*Do this:* Write out the listing exactly as it is given.

Extracts from a graphics dataset
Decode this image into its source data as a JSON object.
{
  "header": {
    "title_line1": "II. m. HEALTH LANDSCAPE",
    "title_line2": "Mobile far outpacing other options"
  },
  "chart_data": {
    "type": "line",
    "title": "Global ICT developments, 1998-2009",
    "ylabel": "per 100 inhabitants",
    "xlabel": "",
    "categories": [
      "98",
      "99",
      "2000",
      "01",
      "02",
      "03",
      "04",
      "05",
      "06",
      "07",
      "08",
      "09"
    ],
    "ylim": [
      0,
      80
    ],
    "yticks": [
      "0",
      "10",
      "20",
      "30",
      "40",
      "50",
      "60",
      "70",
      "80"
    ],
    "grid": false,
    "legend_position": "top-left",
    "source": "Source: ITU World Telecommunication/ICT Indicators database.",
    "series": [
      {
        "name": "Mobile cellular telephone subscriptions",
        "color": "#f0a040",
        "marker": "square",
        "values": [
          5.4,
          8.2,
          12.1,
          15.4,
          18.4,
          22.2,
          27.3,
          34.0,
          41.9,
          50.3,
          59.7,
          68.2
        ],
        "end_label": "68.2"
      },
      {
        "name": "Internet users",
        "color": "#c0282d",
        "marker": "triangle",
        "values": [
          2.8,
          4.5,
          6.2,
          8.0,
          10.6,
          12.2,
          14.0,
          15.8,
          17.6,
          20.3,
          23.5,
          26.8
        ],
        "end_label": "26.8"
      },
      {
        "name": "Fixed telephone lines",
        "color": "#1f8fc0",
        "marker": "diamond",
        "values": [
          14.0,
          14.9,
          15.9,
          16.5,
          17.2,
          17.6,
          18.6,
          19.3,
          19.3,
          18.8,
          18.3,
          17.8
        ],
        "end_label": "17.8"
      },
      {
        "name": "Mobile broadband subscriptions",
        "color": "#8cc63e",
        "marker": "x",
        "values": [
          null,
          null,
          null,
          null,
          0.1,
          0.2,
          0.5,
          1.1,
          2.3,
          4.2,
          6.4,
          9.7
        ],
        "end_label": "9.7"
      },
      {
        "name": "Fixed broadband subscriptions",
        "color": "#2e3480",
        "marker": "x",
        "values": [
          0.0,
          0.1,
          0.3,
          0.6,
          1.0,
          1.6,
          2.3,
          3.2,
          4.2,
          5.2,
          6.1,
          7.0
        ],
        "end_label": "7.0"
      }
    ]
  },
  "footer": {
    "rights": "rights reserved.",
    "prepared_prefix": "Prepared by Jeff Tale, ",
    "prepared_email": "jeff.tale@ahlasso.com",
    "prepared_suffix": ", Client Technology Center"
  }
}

*Output for this task:*
Decode this image into its source data as a JSON object.
{
  "header": {
    "title_line1": "II. m. HEALTH LANDSCAPE",
    "title_line2": "Mobile far outpacing other options"
  },
  "chart_data": {
    "type": "line",
    "title": "Global ICT developments, 1998-2009",
    "ylabel": "per 100 inhabitants",
    "xlabel": "",
    "categories": [
      "98",
      "99",
      "2000",
      "01",
      "02",
      "03",
      "04",
      "05",
      "06",
      "07",
      "08",
      "09"
    ],
    "ylim": [
      0,
      80
    ],
    "yticks": [
      "0",
      "10",
      "20",
      "30",
      "40",
      "50",
      "60",
      "70",
      "80"
    ],
    "grid": false,
    "legend_position": "top-left",
    "source": "Source: ITU World Telecommunication/ICT Indicators database.",
    "series": [
      {
        "name": "Mobile cellular telephone subscriptions",
        "color": "#f0a040",
        "marker": "square",
        "values": [
          5.4,
          8.2,
          12.1,
          15.4,
          18.4,
          22.2,
          27.3,
          34.0,
          41.9,
          50.3,
          59.7,
          68.2
        ],
        "end_label": "68.2"
      },
      {
        "name": "Internet users",
        "color": "#c0282d",
        "marker": "triangle",
        "values": [
          2.8,
          4.5,
          6.2,
          8.0,
          10.6,
          12.2,
          14.0,
          15.8,
          17.6,
          20.3,
          23.5,
          26.8
        ],
        "end_label": "26.8"
      },
      {
        "name": "Fixed telephone lines",
        "color": "#1f8fc0",
        "marker": "diamond",
        "values": [
          14.0,
          14.9,
          15.9,
          16.5,
          17.2,
          17.6,
          18.6,
          19.3,
          19.3,
          18.8,
          18.3,
          17.8
        ],
        "end_label": "17.8"
      },
      {
        "name": "Mobile broadband subscriptions",
        "color": "#8cc63e",
        "marker": "x",
        "values": [
          null,
          null,
          null,
          null,
          0.1,
          0.2,
          0.5,
          1.1,
          2.3,
          4.2,
          6.4,
          9.7
        ],
        "end_label": "9.7"
      },
      {
        "name": "Fixed broadband subscriptions",
        "color": "#2e3480",
        "marker": "x",
        "values": [
          0.0,
          0.1,
          0.3,
          0.6,
          1.0,
          1.6,
          2.3,
          3.2,
          4.2,
          5.2,
          6.1,
          7.0
        ],
        "end_label": "7.0"
      }
    ]
  },
  "footer": {
    "rights": "rights reserved.",
    "prepared_prefix": "Prepared by Jeff Tale, ",
    "prepared_email": "jeff.tale@ahlasso.com",
    "prepared_suffix": ", Client Technology Center"
  }
}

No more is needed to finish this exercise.